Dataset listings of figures
════
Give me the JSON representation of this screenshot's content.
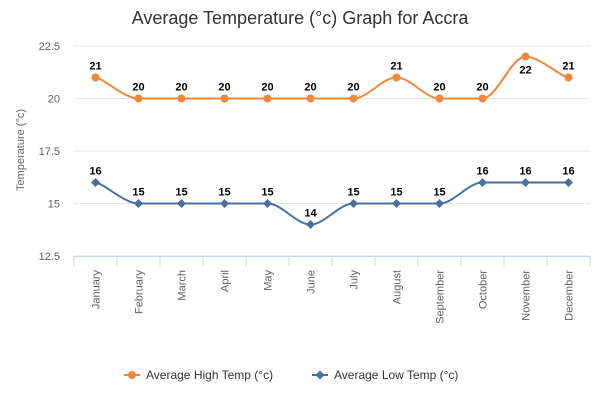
{
  "chart_data": {
    "type": "line",
    "title": "Average Temperature (°c) Graph for Accra",
    "ylabel": "Temperature (°c)",
    "xlabel": "",
    "ylim": [
      12.5,
      22.5
    ],
    "yticks": [
      12.5,
      15,
      17.5,
      20,
      22.5
    ],
    "ytick_labels": [
      "12.5",
      "15",
      "17.5",
      "20",
      "22.5"
    ],
    "grid": true,
    "legend_position": "bottom",
    "categories": [
      "January",
      "February",
      "March",
      "April",
      "May",
      "June",
      "July",
      "August",
      "September",
      "October",
      "November",
      "December"
    ],
    "series": [
      {
        "name": "Average High Temp (°c)",
        "color": "#f0883a",
        "marker": "circle",
        "values": [
          21,
          20,
          20,
          20,
          20,
          20,
          20,
          21,
          20,
          20,
          22,
          21
        ],
        "labels": [
          "21",
          "20",
          "20",
          "20",
          "20",
          "20",
          "20",
          "21",
          "20",
          "20",
          "22",
          "21"
        ]
      },
      {
        "name": "Average Low Temp (°c)",
        "color": "#4a6f9e",
        "marker": "diamond",
        "values": [
          16,
          15,
          15,
          15,
          15,
          14,
          15,
          15,
          15,
          16,
          16,
          16
        ],
        "labels": [
          "16",
          "15",
          "15",
          "15",
          "15",
          "14",
          "15",
          "15",
          "15",
          "16",
          "16",
          "16"
        ]
      }
    ]
  }
}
════
GOAL: Can you repeat every record above exactly, apart from the pictures?

THE REPLY:
Give me the JSON representation of this screenshot's content.
{
  "chart_data": {
    "type": "line",
    "title": "Average Temperature (°c) Graph for Accra",
    "ylabel": "Temperature (°c)",
    "xlabel": "",
    "ylim": [
      12.5,
      22.5
    ],
    "yticks": [
      12.5,
      15,
      17.5,
      20,
      22.5
    ],
    "ytick_labels": [
      "12.5",
      "15",
      "17.5",
      "20",
      "22.5"
    ],
    "grid": true,
    "legend_position": "bottom",
    "categories": [
      "January",
      "February",
      "March",
      "April",
      "May",
      "June",
      "July",
      "August",
      "September",
      "October",
      "November",
      "December"
    ],
    "series": [
      {
        "name": "Average High Temp (°c)",
        "color": "#f0883a",
        "marker": "circle",
        "values": [
          21,
          20,
          20,
          20,
          20,
          20,
          20,
          21,
          20,
          20,
          22,
          21
        ],
        "labels": [
          "21",
          "20",
          "20",
          "20",
          "20",
          "20",
          "20",
          "21",
          "20",
          "20",
          "22",
          "21"
        ]
      },
      {
        "name": "Average Low Temp (°c)",
        "color": "#4a6f9e",
        "marker": "diamond",
        "values": [
          16,
          15,
          15,
          15,
          15,
          14,
          15,
          15,
          15,
          16,
          16,
          16
        ],
        "labels": [
          "16",
          "15",
          "15",
          "15",
          "15",
          "14",
          "15",
          "15",
          "15",
          "16",
          "16",
          "16"
        ]
      }
    ]
  }
}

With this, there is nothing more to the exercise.